## Task statement
Transcribe the listing word for word.

━━ Extracted material

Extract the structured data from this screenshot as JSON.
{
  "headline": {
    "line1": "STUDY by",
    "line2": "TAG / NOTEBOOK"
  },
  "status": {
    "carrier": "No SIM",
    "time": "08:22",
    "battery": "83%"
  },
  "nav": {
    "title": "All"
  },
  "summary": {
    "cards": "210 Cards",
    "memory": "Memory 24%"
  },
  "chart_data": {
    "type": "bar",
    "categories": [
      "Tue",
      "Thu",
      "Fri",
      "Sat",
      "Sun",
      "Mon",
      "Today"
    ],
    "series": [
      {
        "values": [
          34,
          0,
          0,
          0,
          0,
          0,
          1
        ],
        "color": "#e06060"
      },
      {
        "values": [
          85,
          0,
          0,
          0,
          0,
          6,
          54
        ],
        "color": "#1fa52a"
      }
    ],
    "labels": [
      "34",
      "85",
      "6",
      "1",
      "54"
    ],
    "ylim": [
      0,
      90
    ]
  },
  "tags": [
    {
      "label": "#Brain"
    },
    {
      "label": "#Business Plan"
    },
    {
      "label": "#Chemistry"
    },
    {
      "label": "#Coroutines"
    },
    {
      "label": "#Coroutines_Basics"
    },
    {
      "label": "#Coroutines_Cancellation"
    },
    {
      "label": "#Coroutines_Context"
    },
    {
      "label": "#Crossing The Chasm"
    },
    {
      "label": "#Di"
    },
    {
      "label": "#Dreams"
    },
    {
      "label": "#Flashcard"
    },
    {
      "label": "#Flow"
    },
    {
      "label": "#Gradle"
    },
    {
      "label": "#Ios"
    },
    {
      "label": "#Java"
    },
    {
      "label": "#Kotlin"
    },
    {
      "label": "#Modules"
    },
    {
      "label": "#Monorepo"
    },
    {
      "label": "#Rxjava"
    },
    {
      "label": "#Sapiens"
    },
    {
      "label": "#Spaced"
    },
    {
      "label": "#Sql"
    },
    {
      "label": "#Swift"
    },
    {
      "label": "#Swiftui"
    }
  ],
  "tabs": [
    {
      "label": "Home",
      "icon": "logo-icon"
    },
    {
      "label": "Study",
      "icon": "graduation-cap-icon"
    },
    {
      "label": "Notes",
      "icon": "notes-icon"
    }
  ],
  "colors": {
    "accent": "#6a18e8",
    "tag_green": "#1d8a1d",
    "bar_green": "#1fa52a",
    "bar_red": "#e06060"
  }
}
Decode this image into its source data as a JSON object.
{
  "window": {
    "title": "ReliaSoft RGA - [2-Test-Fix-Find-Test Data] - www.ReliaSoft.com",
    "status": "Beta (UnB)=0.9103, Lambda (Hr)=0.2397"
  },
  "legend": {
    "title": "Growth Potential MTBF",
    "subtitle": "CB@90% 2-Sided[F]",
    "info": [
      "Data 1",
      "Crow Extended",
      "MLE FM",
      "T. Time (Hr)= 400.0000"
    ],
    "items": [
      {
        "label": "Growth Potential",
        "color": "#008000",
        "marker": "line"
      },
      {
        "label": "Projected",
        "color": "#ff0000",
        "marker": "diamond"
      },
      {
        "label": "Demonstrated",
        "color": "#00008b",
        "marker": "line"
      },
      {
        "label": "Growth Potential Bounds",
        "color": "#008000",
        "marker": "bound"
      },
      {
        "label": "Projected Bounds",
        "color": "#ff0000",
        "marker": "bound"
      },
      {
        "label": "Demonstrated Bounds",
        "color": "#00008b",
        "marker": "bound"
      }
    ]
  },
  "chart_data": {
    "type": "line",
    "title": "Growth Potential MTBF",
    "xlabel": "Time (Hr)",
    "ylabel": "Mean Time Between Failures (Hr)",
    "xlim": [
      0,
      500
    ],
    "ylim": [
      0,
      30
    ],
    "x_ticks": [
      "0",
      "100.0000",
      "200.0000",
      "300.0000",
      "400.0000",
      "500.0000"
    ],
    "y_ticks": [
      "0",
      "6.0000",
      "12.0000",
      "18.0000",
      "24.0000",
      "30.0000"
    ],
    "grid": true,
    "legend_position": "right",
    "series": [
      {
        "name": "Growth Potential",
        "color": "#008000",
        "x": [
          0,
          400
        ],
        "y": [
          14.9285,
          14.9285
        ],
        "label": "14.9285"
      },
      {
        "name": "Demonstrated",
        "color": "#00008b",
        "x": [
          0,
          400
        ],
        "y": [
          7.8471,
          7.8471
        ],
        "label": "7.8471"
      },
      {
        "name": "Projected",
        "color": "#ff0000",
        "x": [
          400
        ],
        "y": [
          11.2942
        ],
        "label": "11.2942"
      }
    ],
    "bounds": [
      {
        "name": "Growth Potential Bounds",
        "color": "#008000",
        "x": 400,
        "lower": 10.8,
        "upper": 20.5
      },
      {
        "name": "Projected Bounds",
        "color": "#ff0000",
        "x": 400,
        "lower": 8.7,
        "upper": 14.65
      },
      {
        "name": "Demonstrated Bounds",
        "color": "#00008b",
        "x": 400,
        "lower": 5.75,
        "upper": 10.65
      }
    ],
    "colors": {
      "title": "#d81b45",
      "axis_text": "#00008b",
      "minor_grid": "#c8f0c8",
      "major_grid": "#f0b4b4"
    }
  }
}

━━━━

## Exercise output
Extract the structured data from this screenshot as JSON.
{
  "headline": {
    "line1": "STUDY by",
    "line2": "TAG / NOTEBOOK"
  },
  "status": {
    "carrier": "No SIM",
    "time": "08:22",
    "battery": "83%"
  },
  "nav": {
    "title": "All"
  },
  "summary": {
    "cards": "210 Cards",
    "memory": "Memory 24%"
  },
  "chart_data": {
    "type": "bar",
    "categories": [
      "Tue",
      "Thu",
      "Fri",
      "Sat",
      "Sun",
      "Mon",
      "Today"
    ],
    "series": [
      {
        "values": [
          34,
          0,
          0,
          0,
          0,
          0,
          1
        ],
        "color": "#e06060"
      },
      {
        "values": [
          85,
          0,
          0,
          0,
          0,
          6,
          54
        ],
        "color": "#1fa52a"
      }
    ],
    "labels": [
      "34",
      "85",
      "6",
      "1",
      "54"
    ],
    "ylim": [
      0,
      90
    ]
  },
  "tags": [
    {
      "label": "#Brain"
    },
    {
      "label": "#Business Plan"
    },
    {
      "label": "#Chemistry"
    },
    {
      "label": "#Coroutines"
    },
    {
      "label": "#Coroutines_Basics"
    },
    {
      "label": "#Coroutines_Cancellation"
    },
    {
      "label": "#Coroutines_Context"
    },
    {
      "label": "#Crossing The Chasm"
    },
    {
      "label": "#Di"
    },
    {
      "label": "#Dreams"
    },
    {
      "label": "#Flashcard"
    },
    {
      "label": "#Flow"
    },
    {
      "label": "#Gradle"
    },
    {
      "label": "#Ios"
    },
    {
      "label": "#Java"
    },
    {
      "label": "#Kotlin"
    },
    {
      "label": "#Modules"
    },
    {
      "label": "#Monorepo"
    },
    {
      "label": "#Rxjava"
    },
    {
      "label": "#Sapiens"
    },
    {
      "label": "#Spaced"
    },
    {
      "label": "#Sql"
    },
    {
      "label": "#Swift"
    },
    {
      "label": "#Swiftui"
    }
  ],
  "tabs": [
    {
      "label": "Home",
      "icon": "logo-icon"
    },
    {
      "label": "Study",
      "icon": "graduation-cap-icon"
    },
    {
      "label": "Notes",
      "icon": "notes-icon"
    }
  ],
  "colors": {
    "accent": "#6a18e8",
    "tag_green": "#1d8a1d",
    "bar_green": "#1fa52a",
    "bar_red": "#e06060"
  }
}
Decode this image into its source data as a JSON object.
{
  "window": {
    "title": "ReliaSoft RGA - [2-Test-Fix-Find-Test Data] - www.ReliaSoft.com",
    "status": "Beta (UnB)=0.9103, Lambda (Hr)=0.2397"
  },
  "legend": {
    "title": "Growth Potential MTBF",
    "subtitle": "CB@90% 2-Sided[F]",
    "info": [
      "Data 1",
      "Crow Extended",
      "MLE FM",
      "T. Time (Hr)= 400.0000"
    ],
    "items": [
      {
        "label": "Growth Potential",
        "color": "#008000",
        "marker": "line"
      },
      {
        "label": "Projected",
        "color": "#ff0000",
        "marker": "diamond"
      },
      {
        "label": "Demonstrated",
        "color": "#00008b",
        "marker": "line"
      },
      {
        "label": "Growth Potential Bounds",
        "color": "#008000",
        "marker": "bound"
      },
      {
        "label": "Projected Bounds",
        "color": "#ff0000",
        "marker": "bound"
      },
      {
        "label": "Demonstrated Bounds",
        "color": "#00008b",
        "marker": "bound"
      }
    ]
  },
  "chart_data": {
    "type": "line",
    "title": "Growth Potential MTBF",
    "xlabel": "Time (Hr)",
    "ylabel": "Mean Time Between Failures (Hr)",
    "xlim": [
      0,
      500
    ],
    "ylim": [
      0,
      30
    ],
    "x_ticks": [
      "0",
      "100.0000",
      "200.0000",
      "300.0000",
      "400.0000",
      "500.0000"
    ],
    "y_ticks": [
      "0",
      "6.0000",
      "12.0000",
      "18.0000",
      "24.0000",
      "30.0000"
    ],
    "grid": true,
    "legend_position": "right",
    "series": [
      {
        "name": "Growth Potential",
        "color": "#008000",
        "x": [
          0,
          400
        ],
        "y": [
          14.9285,
          14.9285
        ],
        "label": "14.9285"
      },
      {
        "name": "Demonstrated",
        "color": "#00008b",
        "x": [
          0,
          400
        ],
        "y": [
          7.8471,
          7.8471
        ],
        "label": "7.8471"
      },
      {
        "name": "Projected",
        "color": "#ff0000",
        "x": [
          400
        ],
        "y": [
          11.2942
        ],
        "label": "11.2942"
      }
    ],
    "bounds": [
      {
        "name": "Growth Potential Bounds",
        "color": "#008000",
        "x": 400,
        "lower": 10.8,
        "upper": 20.5
      },
      {
        "name": "Projected Bounds",
        "color": "#ff0000",
        "x": 400,
        "lower": 8.7,
        "upper": 14.65
      },
      {
        "name": "Demonstrated Bounds",
        "color": "#00008b",
        "x": 400,
        "lower": 5.75,
        "upper": 10.65
      }
    ],
    "colors": {
      "title": "#d81b45",
      "axis_text": "#00008b",
      "minor_grid": "#c8f0c8",
      "major_grid": "#f0b4b4"
    }
  }
}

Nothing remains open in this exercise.